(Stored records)

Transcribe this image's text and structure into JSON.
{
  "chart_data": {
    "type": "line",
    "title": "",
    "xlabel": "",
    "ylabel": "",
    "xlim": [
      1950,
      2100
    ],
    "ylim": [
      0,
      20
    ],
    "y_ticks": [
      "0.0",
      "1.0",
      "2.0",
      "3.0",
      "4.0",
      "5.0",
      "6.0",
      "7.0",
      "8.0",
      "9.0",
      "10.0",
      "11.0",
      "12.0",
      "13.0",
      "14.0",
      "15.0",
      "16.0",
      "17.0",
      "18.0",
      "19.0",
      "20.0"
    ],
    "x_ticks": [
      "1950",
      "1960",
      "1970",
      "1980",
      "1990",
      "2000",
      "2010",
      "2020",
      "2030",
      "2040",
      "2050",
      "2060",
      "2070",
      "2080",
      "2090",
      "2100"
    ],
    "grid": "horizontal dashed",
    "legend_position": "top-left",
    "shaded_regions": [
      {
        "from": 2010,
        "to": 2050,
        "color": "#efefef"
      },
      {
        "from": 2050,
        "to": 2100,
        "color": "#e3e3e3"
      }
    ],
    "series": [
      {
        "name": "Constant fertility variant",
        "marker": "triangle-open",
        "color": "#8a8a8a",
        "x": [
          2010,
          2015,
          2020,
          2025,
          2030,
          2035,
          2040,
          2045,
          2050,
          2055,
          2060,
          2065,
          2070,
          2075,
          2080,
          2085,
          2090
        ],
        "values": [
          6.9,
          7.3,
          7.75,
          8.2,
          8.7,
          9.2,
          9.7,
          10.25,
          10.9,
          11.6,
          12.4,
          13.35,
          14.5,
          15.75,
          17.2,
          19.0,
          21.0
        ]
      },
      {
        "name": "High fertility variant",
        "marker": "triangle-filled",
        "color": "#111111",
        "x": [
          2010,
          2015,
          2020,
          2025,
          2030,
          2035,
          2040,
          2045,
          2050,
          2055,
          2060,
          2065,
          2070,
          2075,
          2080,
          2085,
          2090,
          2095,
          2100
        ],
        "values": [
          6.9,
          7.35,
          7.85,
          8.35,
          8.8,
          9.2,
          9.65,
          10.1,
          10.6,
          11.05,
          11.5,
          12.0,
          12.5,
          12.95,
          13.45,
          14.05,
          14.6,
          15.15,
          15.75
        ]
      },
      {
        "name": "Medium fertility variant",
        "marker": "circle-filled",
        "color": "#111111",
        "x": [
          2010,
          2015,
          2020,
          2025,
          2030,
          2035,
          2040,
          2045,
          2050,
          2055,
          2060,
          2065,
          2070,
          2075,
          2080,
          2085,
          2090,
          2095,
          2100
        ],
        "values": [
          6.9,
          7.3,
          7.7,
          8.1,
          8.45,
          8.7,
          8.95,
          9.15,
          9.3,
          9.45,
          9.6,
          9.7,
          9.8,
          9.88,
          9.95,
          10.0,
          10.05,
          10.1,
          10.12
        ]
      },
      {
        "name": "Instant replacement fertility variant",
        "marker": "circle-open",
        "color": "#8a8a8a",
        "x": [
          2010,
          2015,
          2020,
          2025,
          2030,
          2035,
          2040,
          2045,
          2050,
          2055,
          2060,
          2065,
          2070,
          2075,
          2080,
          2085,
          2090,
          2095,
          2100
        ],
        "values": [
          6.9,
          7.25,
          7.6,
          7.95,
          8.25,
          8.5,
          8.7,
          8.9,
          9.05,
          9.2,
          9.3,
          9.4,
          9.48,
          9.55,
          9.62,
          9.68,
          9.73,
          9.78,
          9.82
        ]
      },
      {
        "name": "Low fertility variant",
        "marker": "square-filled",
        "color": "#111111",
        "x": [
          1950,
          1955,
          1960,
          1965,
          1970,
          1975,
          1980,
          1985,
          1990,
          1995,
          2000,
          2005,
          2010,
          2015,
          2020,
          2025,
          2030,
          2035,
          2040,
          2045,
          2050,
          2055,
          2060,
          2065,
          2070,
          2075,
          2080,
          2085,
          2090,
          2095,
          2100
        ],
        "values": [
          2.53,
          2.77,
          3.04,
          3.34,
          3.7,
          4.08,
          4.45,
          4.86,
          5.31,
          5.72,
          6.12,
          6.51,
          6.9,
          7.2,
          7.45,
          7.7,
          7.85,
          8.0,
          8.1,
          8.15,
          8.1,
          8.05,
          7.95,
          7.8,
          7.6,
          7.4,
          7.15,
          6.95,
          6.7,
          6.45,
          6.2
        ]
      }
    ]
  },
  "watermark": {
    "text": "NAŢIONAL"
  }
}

* _WHAT IS ASKED_
From the listing above, return each line with the word "variant".

* _RESULT_
        "name": "Constant fertility variant",
        "name": "High fertility variant",
        "name": "Medium fertility variant",
        "name": "Instant replacement fertility variant",
        "name": "Low fertility variant",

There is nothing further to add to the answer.